* _Exercise prompt_
Report only how many lines hold the word "Beijar".

-- start Available data --

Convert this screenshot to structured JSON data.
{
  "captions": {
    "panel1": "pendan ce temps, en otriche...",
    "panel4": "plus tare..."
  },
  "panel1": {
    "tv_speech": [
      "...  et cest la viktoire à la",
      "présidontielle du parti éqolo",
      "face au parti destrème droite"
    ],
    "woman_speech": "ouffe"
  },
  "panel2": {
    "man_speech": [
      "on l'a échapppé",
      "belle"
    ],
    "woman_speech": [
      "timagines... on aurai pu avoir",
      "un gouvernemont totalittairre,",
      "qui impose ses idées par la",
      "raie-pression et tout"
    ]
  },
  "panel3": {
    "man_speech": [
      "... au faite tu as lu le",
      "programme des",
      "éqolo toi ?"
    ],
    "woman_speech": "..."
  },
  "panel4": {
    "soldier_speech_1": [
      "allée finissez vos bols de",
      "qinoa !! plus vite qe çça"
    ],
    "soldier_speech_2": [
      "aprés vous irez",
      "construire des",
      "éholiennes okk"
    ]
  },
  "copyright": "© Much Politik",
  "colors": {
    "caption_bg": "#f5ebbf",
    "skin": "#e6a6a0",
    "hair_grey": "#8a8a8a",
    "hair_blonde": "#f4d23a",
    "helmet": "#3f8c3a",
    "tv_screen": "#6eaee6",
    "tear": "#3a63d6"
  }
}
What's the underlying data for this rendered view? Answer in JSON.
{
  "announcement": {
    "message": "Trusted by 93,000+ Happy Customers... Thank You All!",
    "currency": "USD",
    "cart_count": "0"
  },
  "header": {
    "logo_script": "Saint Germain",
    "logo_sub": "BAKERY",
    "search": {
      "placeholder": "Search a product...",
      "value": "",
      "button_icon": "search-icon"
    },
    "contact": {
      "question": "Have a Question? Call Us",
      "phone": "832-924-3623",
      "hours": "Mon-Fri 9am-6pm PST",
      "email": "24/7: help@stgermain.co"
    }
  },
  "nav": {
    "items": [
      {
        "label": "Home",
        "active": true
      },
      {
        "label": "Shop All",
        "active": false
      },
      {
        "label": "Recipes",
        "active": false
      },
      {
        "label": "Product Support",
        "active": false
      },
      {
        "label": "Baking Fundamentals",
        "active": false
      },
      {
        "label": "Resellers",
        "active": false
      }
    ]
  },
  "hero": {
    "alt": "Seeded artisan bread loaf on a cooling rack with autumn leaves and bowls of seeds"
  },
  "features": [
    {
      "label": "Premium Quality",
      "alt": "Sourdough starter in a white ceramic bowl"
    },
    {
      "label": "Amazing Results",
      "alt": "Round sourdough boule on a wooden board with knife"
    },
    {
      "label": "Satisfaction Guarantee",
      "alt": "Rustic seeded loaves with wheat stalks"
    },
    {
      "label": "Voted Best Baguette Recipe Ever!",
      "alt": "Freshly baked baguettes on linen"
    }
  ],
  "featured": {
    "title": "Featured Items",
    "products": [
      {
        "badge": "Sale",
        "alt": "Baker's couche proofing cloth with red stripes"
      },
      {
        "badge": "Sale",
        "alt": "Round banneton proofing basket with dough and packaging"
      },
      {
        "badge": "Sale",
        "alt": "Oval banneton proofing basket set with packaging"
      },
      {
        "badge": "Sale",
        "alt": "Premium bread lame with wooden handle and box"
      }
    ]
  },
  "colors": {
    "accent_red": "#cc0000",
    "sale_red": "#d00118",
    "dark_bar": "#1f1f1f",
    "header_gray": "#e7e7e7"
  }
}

-- end Available data --
-- start Available data --

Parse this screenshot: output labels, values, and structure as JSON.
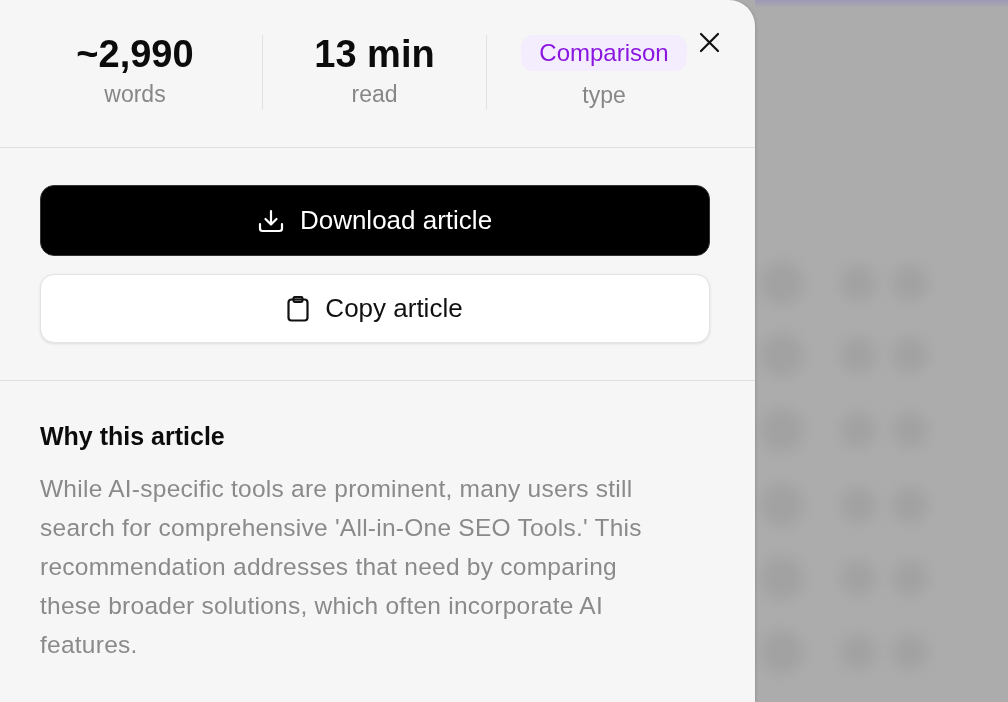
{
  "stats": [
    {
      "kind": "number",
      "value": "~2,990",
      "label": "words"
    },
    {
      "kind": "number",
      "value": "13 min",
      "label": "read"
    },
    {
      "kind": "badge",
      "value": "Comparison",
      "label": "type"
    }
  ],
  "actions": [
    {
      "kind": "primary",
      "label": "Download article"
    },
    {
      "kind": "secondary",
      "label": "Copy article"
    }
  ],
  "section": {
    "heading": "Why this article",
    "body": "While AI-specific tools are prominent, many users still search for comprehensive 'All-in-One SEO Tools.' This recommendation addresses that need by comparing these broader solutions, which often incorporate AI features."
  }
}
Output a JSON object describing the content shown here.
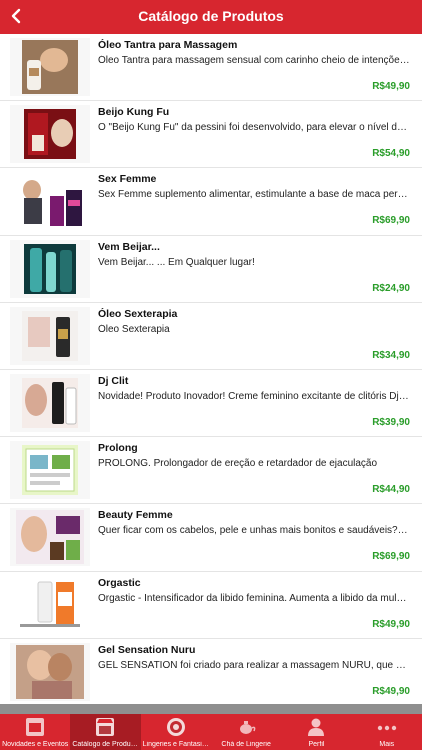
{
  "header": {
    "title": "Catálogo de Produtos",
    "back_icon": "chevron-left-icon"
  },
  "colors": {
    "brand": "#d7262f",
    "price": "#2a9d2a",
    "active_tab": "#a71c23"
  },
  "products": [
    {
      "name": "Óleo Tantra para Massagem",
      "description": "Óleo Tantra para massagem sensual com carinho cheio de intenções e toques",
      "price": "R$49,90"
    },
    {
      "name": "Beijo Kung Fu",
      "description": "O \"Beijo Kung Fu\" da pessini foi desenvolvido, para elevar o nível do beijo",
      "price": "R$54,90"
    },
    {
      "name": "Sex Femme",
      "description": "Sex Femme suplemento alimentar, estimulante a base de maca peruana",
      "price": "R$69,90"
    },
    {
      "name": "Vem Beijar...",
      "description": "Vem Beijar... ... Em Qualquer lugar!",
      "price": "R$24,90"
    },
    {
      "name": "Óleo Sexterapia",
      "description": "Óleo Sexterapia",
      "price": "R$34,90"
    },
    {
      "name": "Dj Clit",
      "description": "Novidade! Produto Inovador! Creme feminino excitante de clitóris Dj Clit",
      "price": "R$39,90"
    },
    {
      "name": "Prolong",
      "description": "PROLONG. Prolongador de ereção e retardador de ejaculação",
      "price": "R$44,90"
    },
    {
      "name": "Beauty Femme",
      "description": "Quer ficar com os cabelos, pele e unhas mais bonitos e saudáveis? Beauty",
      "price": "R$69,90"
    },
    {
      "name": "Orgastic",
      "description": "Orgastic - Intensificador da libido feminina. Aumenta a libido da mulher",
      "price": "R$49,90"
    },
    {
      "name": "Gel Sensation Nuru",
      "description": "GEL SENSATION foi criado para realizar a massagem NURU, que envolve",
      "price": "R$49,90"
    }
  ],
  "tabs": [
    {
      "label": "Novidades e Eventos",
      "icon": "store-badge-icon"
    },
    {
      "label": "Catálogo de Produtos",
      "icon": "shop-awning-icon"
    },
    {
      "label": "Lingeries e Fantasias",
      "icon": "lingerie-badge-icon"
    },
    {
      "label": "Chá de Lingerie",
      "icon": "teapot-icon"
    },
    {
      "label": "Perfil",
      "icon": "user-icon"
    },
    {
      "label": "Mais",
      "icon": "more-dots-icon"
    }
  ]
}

-- end Available data --

* _Task output_
2